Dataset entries
************
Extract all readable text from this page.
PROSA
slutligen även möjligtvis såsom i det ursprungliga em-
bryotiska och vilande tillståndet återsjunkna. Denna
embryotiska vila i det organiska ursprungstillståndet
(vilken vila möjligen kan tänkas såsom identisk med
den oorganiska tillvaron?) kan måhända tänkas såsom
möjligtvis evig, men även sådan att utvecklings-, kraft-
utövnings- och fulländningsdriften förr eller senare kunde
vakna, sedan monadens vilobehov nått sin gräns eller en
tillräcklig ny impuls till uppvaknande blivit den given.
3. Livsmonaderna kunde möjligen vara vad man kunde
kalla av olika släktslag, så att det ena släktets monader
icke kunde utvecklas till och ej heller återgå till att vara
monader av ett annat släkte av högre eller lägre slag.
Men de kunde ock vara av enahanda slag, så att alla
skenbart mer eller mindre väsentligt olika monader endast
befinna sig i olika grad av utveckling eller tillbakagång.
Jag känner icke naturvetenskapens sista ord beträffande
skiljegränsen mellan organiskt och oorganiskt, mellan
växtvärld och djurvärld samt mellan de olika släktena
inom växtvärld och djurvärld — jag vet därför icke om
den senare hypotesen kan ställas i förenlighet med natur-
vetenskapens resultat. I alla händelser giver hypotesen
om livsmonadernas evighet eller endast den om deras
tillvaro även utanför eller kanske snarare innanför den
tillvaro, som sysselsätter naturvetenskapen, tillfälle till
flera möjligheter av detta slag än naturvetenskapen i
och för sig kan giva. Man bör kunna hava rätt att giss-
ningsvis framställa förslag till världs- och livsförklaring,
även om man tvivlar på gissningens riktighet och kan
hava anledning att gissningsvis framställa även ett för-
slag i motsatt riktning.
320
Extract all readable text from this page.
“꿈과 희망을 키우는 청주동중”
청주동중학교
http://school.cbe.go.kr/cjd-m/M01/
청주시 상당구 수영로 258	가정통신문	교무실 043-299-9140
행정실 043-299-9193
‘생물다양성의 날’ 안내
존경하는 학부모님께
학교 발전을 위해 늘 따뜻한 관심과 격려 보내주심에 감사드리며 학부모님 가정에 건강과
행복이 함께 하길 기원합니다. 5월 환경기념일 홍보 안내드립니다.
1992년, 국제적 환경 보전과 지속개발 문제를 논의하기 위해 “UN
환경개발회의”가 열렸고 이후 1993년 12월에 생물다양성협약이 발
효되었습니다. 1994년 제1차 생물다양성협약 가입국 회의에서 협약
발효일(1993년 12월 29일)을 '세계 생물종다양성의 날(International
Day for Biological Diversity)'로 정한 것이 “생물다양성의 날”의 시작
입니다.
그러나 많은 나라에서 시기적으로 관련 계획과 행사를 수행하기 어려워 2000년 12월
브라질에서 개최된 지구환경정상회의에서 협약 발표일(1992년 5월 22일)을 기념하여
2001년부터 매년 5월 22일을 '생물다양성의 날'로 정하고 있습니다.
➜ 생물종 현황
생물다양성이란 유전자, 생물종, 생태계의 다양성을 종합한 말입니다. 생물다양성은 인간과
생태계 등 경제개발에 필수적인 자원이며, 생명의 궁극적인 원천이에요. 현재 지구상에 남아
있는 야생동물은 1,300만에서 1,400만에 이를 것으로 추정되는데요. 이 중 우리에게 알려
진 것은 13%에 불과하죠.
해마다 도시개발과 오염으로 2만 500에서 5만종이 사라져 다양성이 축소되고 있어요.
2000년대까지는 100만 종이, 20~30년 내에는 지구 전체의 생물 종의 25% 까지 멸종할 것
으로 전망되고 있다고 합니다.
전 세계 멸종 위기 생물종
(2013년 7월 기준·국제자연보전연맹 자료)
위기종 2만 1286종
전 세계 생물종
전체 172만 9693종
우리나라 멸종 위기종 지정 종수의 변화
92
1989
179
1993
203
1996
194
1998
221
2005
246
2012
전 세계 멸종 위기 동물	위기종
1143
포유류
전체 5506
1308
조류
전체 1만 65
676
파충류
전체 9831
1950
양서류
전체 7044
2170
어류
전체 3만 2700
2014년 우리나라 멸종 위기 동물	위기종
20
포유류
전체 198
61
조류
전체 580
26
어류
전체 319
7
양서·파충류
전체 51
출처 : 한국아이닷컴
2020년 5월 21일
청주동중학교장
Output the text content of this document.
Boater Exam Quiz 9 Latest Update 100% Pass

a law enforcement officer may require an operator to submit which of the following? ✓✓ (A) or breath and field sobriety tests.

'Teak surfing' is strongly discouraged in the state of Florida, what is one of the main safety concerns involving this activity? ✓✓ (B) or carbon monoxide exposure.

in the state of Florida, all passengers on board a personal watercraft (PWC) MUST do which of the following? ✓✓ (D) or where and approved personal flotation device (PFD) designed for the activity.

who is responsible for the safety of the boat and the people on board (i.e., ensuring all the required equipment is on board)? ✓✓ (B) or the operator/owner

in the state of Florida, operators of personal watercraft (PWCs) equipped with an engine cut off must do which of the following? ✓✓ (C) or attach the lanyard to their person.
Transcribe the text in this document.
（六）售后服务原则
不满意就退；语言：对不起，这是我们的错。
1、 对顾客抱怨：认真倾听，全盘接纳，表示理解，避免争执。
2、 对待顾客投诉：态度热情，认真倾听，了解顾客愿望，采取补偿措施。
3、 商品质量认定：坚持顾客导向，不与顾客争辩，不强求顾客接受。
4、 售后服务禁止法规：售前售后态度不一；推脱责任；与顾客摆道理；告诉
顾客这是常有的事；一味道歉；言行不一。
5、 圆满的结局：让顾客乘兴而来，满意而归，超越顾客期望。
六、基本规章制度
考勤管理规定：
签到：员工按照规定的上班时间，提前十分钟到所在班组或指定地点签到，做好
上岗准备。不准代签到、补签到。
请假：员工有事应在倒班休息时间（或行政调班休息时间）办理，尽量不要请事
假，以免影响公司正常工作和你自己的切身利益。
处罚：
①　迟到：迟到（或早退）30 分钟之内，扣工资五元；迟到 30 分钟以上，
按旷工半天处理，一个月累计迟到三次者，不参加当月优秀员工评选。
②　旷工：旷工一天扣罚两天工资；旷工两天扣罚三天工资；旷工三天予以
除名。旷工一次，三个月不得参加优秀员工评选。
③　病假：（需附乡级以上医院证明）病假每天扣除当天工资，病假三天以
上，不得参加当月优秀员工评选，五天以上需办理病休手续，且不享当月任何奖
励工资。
************
From the listing above, collect every line that mentions the word "hava".

och för sig kan giva. Man bör kunna hava rätt att giss-
hava anledning att gissningsvis framställa även ett för-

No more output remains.